[Element and region listings]
==*==
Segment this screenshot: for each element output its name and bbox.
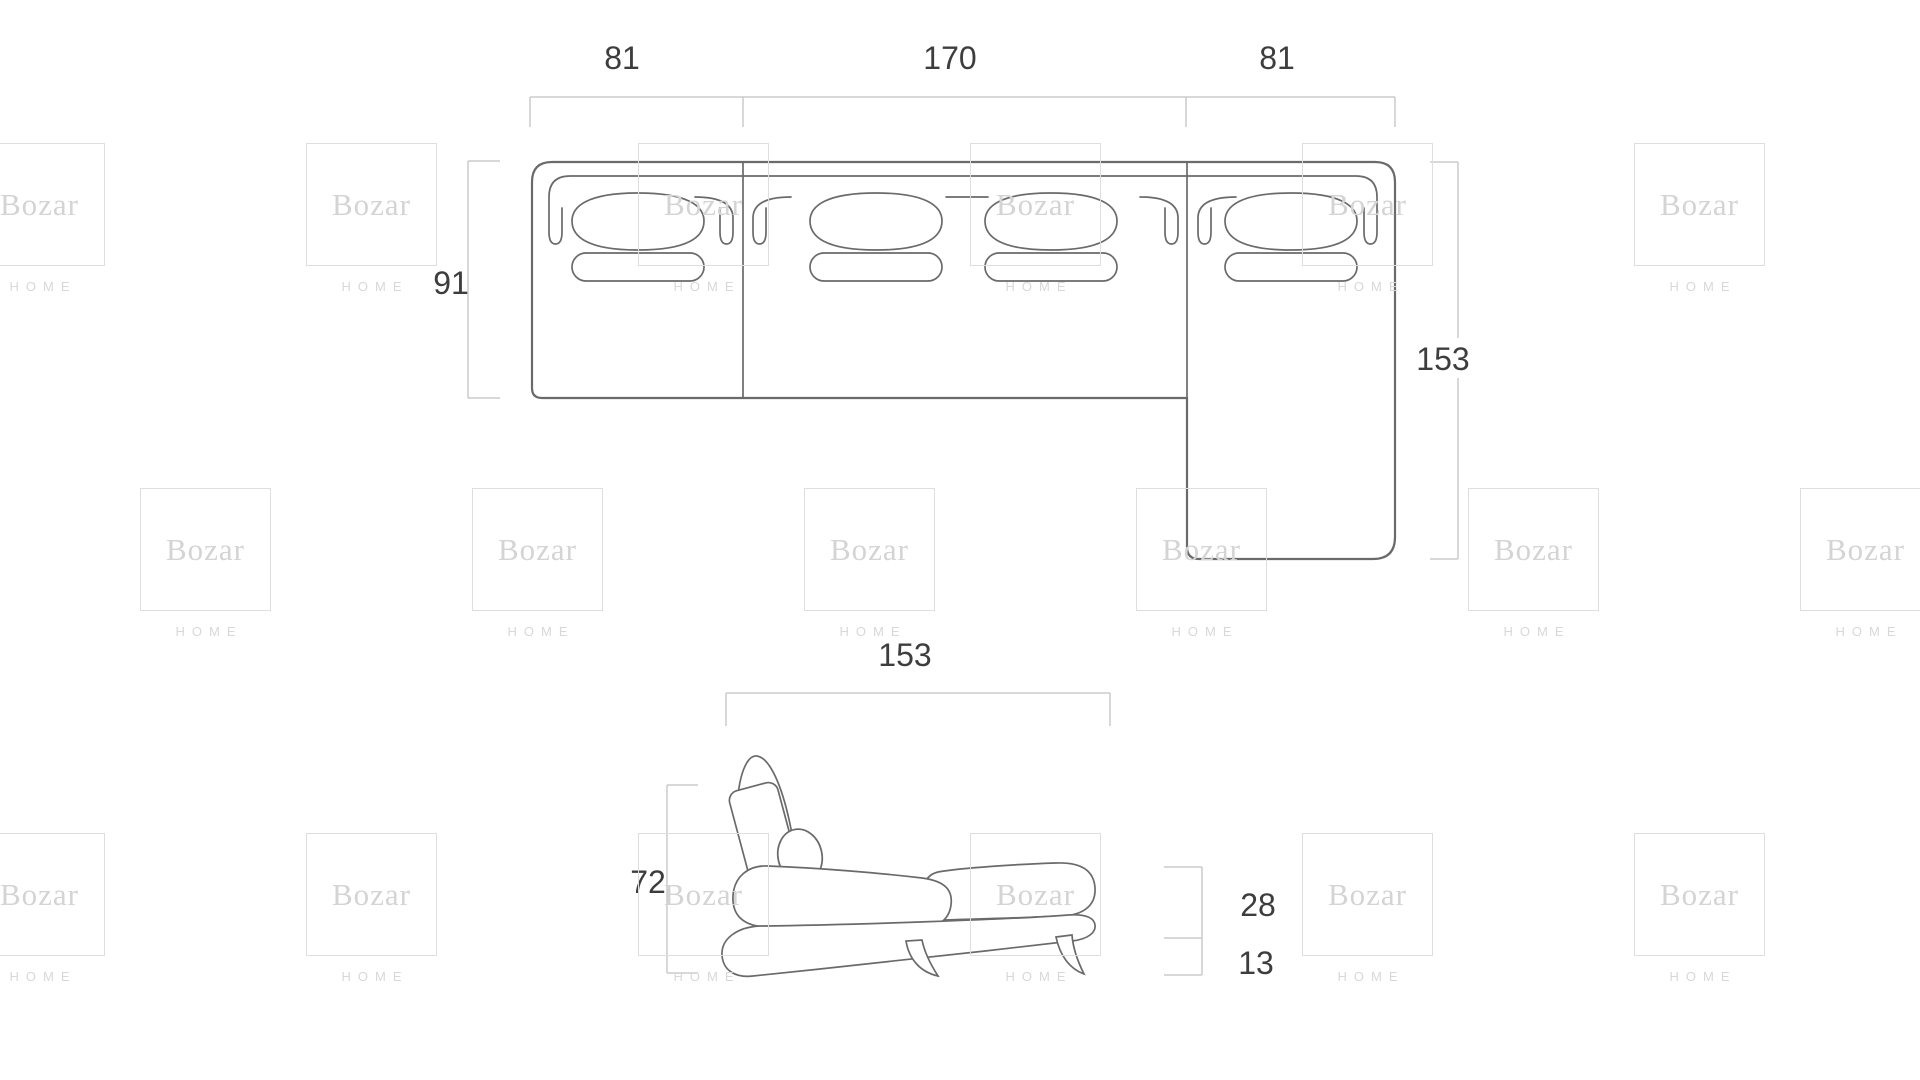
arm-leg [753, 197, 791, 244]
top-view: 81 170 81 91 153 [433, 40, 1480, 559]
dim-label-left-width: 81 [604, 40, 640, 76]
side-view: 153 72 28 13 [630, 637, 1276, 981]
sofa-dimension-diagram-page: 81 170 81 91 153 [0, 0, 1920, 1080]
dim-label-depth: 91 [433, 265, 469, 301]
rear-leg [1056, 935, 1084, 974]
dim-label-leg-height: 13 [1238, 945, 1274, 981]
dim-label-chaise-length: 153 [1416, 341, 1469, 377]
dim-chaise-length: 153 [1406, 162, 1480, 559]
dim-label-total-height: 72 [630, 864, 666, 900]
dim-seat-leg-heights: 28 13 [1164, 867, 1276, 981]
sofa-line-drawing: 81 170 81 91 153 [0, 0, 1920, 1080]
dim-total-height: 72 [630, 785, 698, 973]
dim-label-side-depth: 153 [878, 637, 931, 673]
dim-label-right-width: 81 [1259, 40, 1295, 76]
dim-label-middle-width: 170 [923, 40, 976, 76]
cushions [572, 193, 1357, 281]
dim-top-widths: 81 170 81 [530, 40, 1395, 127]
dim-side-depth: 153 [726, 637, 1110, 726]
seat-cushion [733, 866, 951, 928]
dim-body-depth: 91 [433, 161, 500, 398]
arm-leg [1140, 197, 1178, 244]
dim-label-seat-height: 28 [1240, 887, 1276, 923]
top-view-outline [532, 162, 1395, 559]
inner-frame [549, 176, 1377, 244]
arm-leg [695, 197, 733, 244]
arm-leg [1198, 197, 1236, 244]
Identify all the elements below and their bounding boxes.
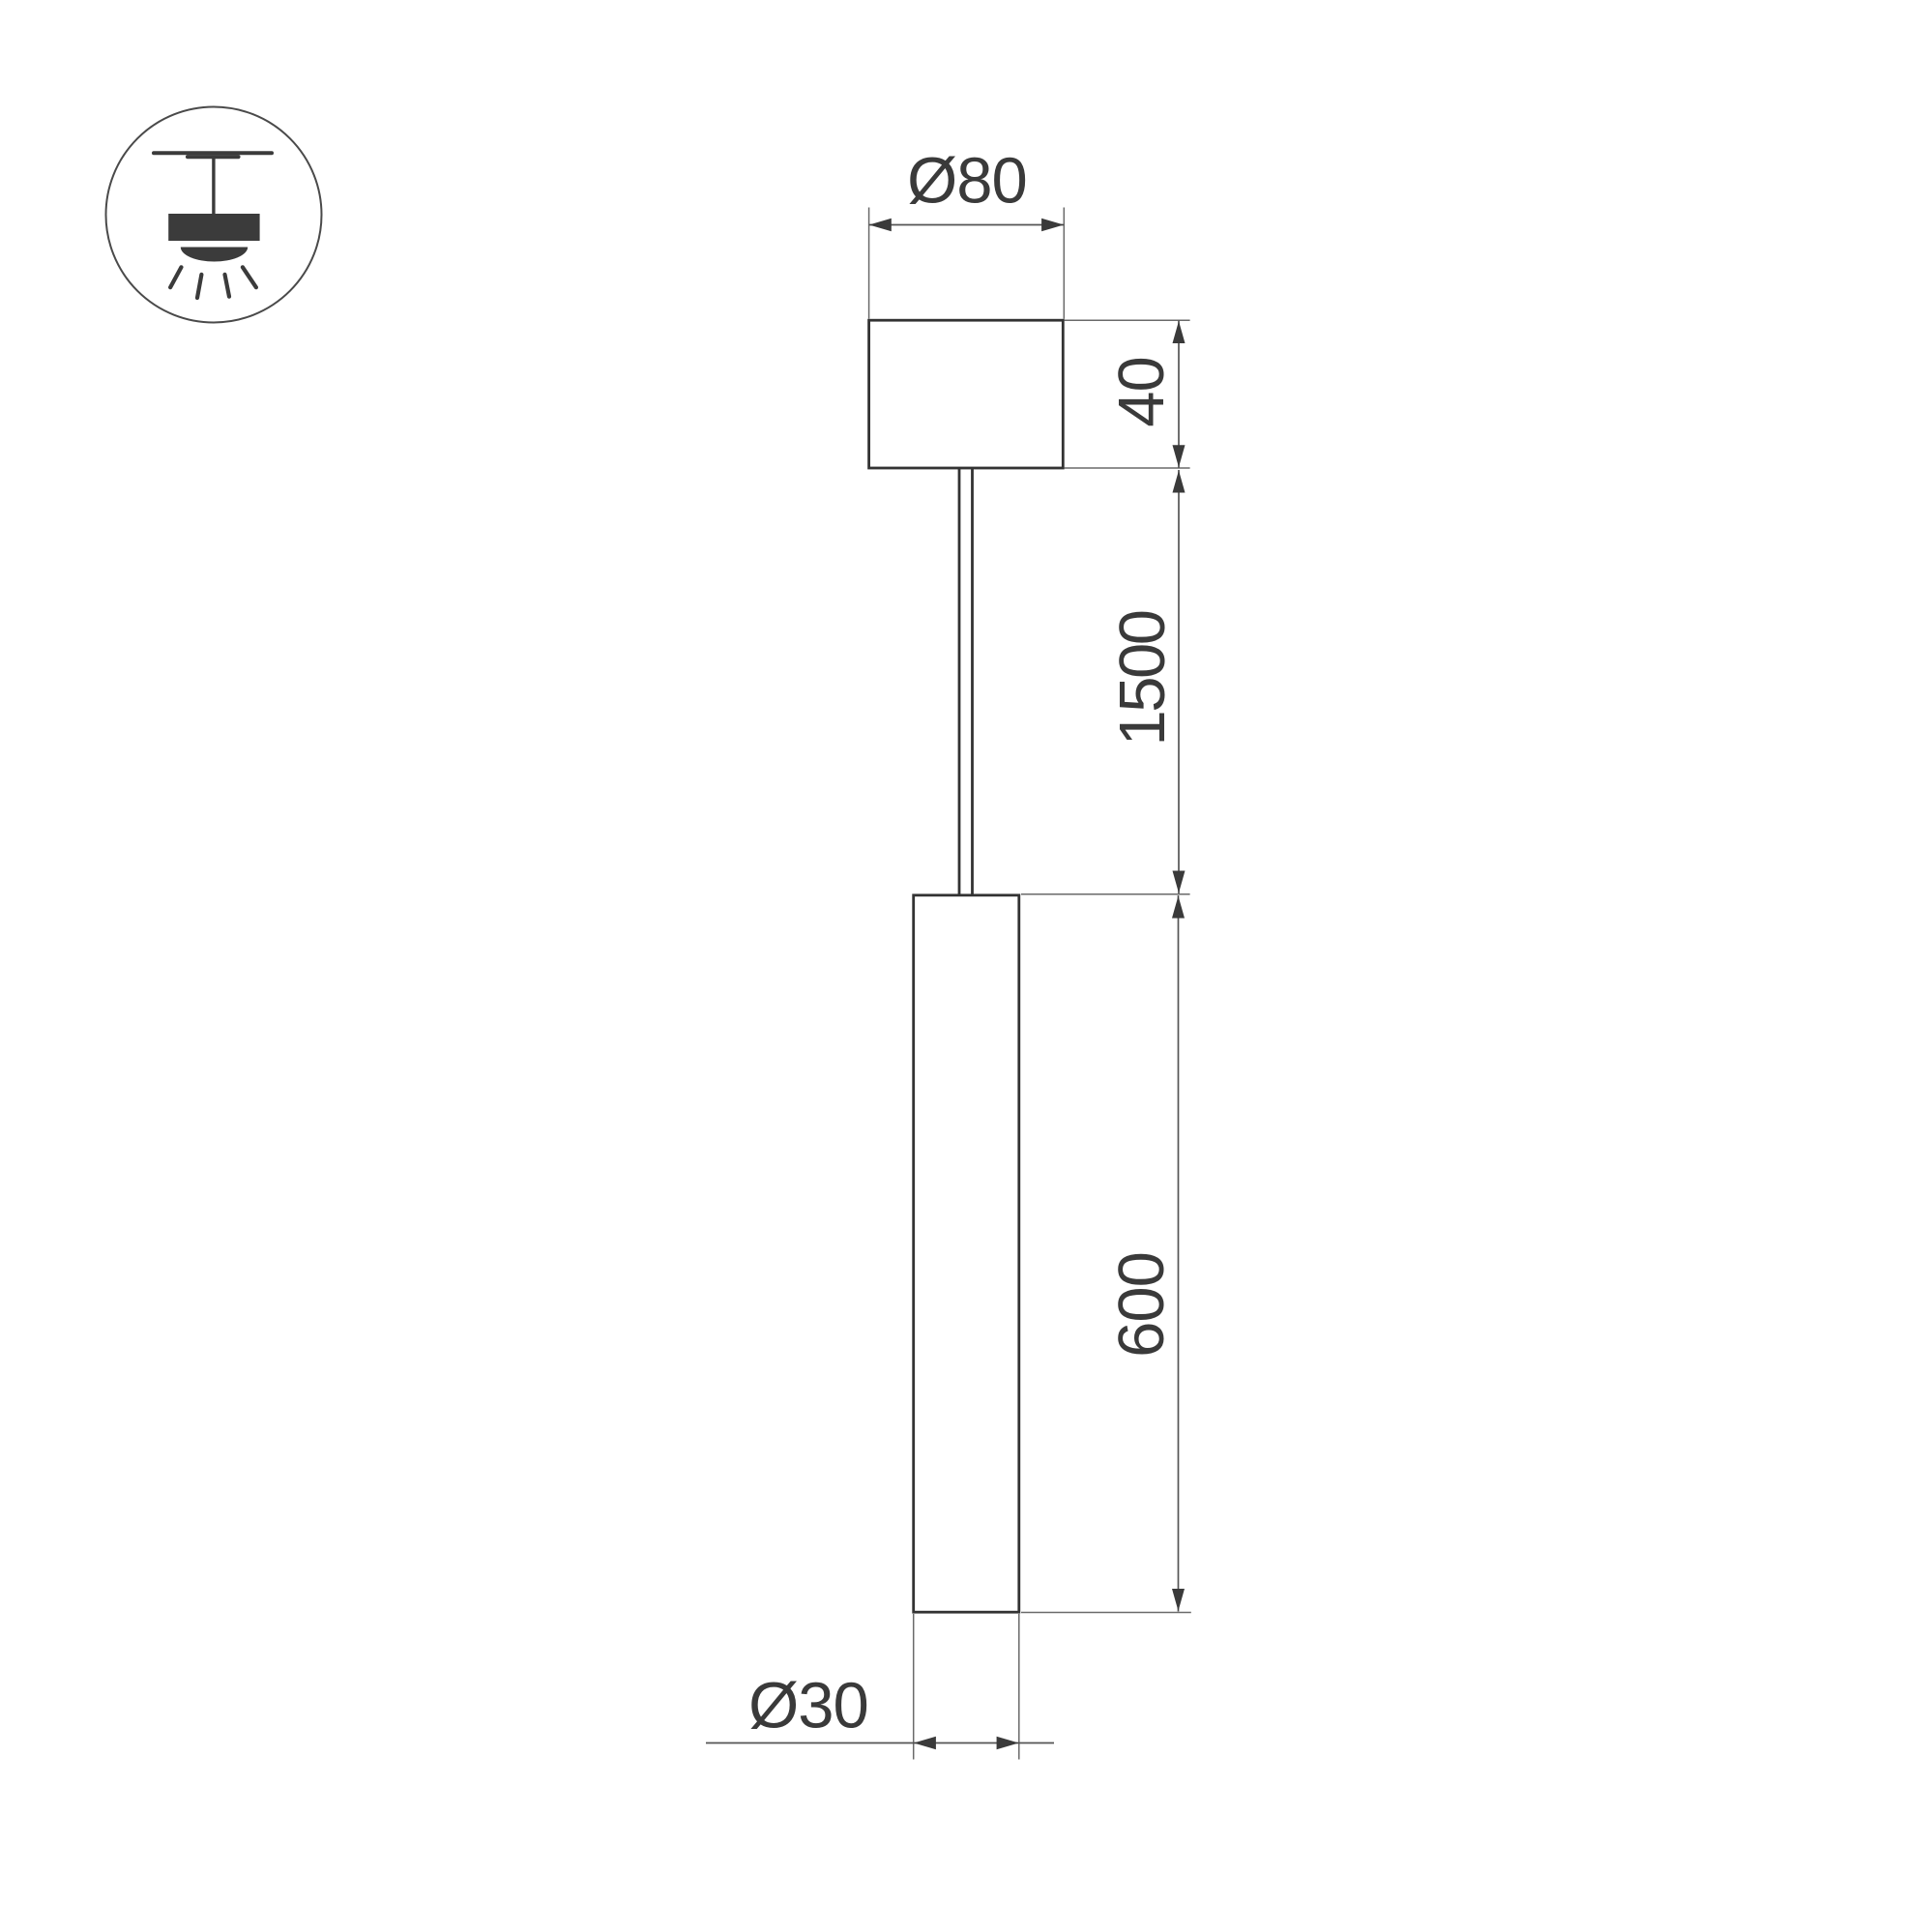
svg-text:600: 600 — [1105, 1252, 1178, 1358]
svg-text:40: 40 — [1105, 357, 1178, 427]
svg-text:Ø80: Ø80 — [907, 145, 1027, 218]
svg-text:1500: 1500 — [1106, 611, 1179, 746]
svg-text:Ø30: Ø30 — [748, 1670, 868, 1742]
==*==
◆ **PROBLEM TO WORK ON**: Convert every line of the records above into a numbered list, skipping any blank lines and leaving the pictures out.

◆ **WORKED ANSWER**:
1. Segment this screenshot: for each element output its name and bbox.
2. arm-leg [753, 197, 791, 244]
3. top-view: 81 170 81 91 153 [433, 40, 1480, 559]
4. dim-label-left-width: 81 [604, 40, 640, 76]
5. side-view: 153 72 28 13 [630, 637, 1276, 981]
6. sofa-dimension-diagram-page: 81 170 81 91 153 [0, 0, 1920, 1080]
7. dim-label-depth: 91 [433, 265, 469, 301]
8. rear-leg [1056, 935, 1084, 974]
9. dim-label-leg-height: 13 [1238, 945, 1274, 981]
10. dim-label-chaise-length: 153 [1416, 341, 1469, 377]
11. dim-chaise-length: 153 [1406, 162, 1480, 559]
12. dim-label-total-height: 72 [630, 864, 666, 900]
13. dim-seat-leg-heights: 28 13 [1164, 867, 1276, 981]
14. sofa-line-drawing: 81 170 81 91 153 [0, 0, 1920, 1080]
15. dim-total-height: 72 [630, 785, 698, 973]
16. dim-label-side-depth: 153 [878, 637, 931, 673]
17. dim-label-right-width: 81 [1259, 40, 1295, 76]
18. dim-label-middle-width: 170 [923, 40, 976, 76]
19. cushions [572, 193, 1357, 281]
20. dim-top-widths: 81 170 81 [530, 40, 1395, 127]
21. dim-side-depth: 153 [726, 637, 1110, 726]
22. seat-cushion [733, 866, 951, 928]
23. dim-body-depth: 91 [433, 161, 500, 398]
24. arm-leg [1140, 197, 1178, 244]
25. dim-label-seat-height: 28 [1240, 887, 1276, 923]
26. top-view-outline [532, 162, 1395, 559]
27. inner-frame [549, 176, 1377, 244]
28. arm-leg [695, 197, 733, 244]
29. arm-leg [1198, 197, 1236, 244]
30. Identify all the elements below and their bounding boxes.
31. svg-text:600: 600 — [1105, 1252, 1178, 1358]
32. svg-text:40: 40 — [1105, 357, 1178, 427]
33. svg-text:Ø80: Ø80 — [907, 145, 1027, 218]
34. svg-text:1500: 1500 — [1106, 611, 1179, 746]
35. svg-text:Ø30: Ø30 — [748, 1670, 868, 1742]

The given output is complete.